'''
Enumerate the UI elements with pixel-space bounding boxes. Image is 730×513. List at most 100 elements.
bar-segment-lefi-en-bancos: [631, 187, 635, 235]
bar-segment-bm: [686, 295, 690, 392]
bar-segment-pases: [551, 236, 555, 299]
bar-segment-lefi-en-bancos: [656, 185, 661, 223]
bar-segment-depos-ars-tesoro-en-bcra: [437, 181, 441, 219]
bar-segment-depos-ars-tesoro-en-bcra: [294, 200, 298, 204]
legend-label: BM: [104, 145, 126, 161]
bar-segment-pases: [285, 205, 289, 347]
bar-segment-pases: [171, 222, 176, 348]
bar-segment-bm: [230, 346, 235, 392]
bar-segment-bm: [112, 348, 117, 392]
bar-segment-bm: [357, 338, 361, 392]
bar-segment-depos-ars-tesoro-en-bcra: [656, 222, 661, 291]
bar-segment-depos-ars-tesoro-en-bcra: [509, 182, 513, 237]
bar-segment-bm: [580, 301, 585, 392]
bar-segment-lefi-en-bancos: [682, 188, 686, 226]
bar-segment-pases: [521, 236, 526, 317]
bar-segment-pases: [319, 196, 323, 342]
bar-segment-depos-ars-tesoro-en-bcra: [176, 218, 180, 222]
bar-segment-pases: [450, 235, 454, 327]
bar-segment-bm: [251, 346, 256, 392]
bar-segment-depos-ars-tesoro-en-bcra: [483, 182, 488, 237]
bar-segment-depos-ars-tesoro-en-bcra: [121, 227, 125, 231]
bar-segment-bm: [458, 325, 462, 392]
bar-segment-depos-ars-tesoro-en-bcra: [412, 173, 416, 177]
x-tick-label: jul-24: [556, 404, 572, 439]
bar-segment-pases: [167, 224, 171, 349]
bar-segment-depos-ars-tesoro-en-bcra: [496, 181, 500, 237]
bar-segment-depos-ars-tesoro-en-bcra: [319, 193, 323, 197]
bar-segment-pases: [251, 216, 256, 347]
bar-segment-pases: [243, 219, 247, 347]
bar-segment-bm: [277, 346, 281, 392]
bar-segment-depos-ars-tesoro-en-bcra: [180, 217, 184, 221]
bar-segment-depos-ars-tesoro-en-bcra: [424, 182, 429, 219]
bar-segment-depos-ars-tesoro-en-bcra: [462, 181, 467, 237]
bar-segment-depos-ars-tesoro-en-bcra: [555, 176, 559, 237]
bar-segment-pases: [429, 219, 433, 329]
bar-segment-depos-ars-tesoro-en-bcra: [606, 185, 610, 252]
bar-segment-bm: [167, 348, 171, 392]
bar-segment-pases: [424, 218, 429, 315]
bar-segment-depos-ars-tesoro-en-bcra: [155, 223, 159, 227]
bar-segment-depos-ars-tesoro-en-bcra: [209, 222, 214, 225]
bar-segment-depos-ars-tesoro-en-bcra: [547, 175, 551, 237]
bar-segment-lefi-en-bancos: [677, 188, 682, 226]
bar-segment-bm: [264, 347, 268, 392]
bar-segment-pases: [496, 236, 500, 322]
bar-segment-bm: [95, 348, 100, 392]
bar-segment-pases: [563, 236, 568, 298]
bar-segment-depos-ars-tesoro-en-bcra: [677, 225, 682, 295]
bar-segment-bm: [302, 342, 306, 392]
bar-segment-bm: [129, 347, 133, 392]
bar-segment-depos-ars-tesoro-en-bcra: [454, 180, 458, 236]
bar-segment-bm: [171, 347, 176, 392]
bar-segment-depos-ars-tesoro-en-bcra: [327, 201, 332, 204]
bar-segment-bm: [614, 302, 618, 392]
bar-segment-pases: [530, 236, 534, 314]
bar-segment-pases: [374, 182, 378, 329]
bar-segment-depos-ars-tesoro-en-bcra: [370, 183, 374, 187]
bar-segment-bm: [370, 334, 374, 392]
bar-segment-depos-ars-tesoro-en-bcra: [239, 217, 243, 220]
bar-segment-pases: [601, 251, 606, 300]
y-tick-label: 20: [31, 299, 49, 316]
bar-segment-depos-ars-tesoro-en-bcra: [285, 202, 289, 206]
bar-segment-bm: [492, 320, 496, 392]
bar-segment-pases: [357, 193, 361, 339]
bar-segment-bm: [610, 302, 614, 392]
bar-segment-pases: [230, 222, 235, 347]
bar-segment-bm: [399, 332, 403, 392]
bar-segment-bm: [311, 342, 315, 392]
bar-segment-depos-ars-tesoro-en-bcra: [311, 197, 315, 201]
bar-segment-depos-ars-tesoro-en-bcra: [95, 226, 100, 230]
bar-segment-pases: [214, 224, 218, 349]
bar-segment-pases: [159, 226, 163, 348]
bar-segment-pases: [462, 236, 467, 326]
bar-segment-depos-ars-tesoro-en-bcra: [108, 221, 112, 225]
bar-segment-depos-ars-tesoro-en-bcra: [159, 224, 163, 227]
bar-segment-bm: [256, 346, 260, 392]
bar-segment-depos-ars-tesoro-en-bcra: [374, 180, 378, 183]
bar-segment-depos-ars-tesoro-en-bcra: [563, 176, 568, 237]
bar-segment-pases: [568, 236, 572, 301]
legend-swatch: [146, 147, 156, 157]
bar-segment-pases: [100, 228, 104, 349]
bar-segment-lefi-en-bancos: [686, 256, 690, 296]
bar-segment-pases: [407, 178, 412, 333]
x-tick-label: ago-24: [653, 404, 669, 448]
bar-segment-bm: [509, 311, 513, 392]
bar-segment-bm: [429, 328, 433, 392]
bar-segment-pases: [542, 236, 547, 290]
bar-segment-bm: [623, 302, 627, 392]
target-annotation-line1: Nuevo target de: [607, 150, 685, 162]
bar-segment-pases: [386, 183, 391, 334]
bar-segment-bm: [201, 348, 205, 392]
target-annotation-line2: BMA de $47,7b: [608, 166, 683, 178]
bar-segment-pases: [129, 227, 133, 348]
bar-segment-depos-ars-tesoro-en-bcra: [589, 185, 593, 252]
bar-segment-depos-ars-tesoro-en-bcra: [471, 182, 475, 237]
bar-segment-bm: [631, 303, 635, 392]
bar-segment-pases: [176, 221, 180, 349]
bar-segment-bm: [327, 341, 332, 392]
'''
### Work instructions
Rewrite the lines from the first line of the items above through the line containing "bar-segment-pases: [251, 216, 256, 347]" as a JSON list of strings, with one string per line and blank lines left out.

### Right answer
[
  "Enumerate the UI elements with pixel-space bounding boxes. Image is 730×513. List at most 100 elements.",
  "bar-segment-lefi-en-bancos: [631, 187, 635, 235]",
  "bar-segment-bm: [686, 295, 690, 392]",
  "bar-segment-pases: [551, 236, 555, 299]",
  "bar-segment-lefi-en-bancos: [656, 185, 661, 223]",
  "bar-segment-depos-ars-tesoro-en-bcra: [437, 181, 441, 219]",
  "bar-segment-depos-ars-tesoro-en-bcra: [294, 200, 298, 204]",
  "legend-label: BM: [104, 145, 126, 161]",
  "bar-segment-pases: [285, 205, 289, 347]",
  "bar-segment-pases: [171, 222, 176, 348]",
  "bar-segment-bm: [230, 346, 235, 392]",
  "bar-segment-bm: [112, 348, 117, 392]",
  "bar-segment-bm: [357, 338, 361, 392]",
  "bar-segment-depos-ars-tesoro-en-bcra: [656, 222, 661, 291]",
  "bar-segment-depos-ars-tesoro-en-bcra: [509, 182, 513, 237]",
  "bar-segment-bm: [580, 301, 585, 392]",
  "bar-segment-lefi-en-bancos: [682, 188, 686, 226]",
  "bar-segment-pases: [521, 236, 526, 317]",
  "bar-segment-pases: [319, 196, 323, 342]",
  "bar-segment-depos-ars-tesoro-en-bcra: [176, 218, 180, 222]",
  "bar-segment-pases: [450, 235, 454, 327]",
  "bar-segment-bm: [251, 346, 256, 392]",
  "bar-segment-depos-ars-tesoro-en-bcra: [483, 182, 488, 237]",
  "bar-segment-depos-ars-tesoro-en-bcra: [121, 227, 125, 231]",
  "bar-segment-bm: [458, 325, 462, 392]",
  "bar-segment-depos-ars-tesoro-en-bcra: [412, 173, 416, 177]",
  "x-tick-label: jul-24: [556, 404, 572, 439]",
  "bar-segment-pases: [167, 224, 171, 349]",
  "bar-segment-depos-ars-tesoro-en-bcra: [496, 181, 500, 237]",
  "bar-segment-depos-ars-tesoro-en-bcra: [319, 193, 323, 197]",
  "bar-segment-pases: [251, 216, 256, 347]"
]